* [Directive]:
Look through the data below. Show each line where the string "image" occurs.

* [Rows from a dataset]:
--- Start ---

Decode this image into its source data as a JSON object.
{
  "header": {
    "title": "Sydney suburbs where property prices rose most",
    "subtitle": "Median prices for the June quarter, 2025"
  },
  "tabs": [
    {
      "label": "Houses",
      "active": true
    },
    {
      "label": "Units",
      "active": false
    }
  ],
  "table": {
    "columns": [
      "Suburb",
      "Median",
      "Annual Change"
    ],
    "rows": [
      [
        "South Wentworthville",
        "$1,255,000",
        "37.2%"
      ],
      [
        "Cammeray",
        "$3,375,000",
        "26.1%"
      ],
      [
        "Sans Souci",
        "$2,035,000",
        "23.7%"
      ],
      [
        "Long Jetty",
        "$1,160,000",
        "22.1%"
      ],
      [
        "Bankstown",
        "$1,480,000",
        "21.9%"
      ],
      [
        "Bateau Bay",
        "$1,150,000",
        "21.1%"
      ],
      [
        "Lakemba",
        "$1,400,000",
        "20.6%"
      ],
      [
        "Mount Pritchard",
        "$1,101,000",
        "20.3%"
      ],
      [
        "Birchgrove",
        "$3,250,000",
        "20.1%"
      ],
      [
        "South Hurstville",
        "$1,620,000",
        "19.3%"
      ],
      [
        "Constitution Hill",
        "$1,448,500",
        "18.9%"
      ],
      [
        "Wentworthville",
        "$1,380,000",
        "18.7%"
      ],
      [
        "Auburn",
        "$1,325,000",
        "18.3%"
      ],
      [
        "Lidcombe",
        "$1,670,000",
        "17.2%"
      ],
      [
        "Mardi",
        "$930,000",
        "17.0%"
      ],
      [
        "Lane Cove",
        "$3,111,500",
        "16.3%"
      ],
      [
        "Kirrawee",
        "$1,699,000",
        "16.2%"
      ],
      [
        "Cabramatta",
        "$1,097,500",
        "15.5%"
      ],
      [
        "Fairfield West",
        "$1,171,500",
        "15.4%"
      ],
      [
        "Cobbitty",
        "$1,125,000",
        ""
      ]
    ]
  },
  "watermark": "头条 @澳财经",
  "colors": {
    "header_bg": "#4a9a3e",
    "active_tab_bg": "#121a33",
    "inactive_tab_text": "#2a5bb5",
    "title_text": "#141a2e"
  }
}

--- End ---
--- Start ---

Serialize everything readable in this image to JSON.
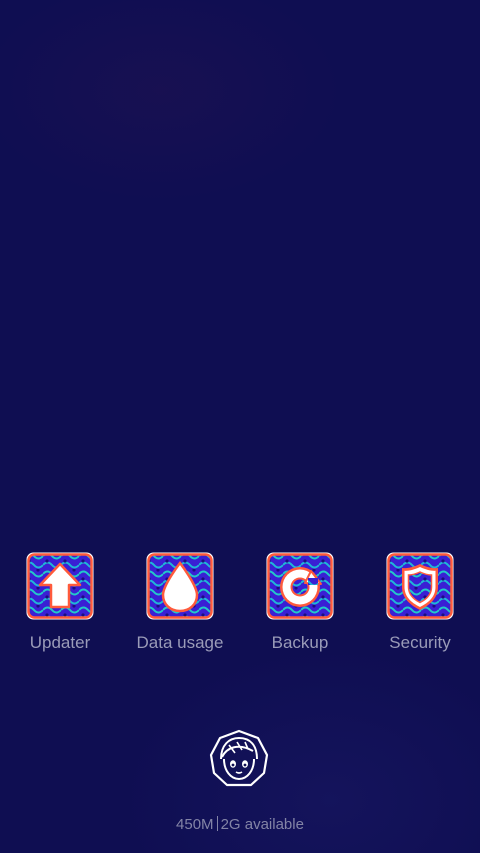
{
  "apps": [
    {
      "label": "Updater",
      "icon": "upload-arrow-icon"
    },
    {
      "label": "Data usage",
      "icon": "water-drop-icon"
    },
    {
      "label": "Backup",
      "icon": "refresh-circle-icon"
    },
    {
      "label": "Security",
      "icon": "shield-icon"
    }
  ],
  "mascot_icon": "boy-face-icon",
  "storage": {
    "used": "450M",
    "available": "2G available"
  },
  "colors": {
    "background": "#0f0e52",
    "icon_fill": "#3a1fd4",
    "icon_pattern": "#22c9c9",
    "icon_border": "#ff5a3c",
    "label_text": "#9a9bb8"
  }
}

--- End ---

* [Result of the task]:
Decode this image into its source data as a JSON object.
Serialize everything readable in this image to JSON.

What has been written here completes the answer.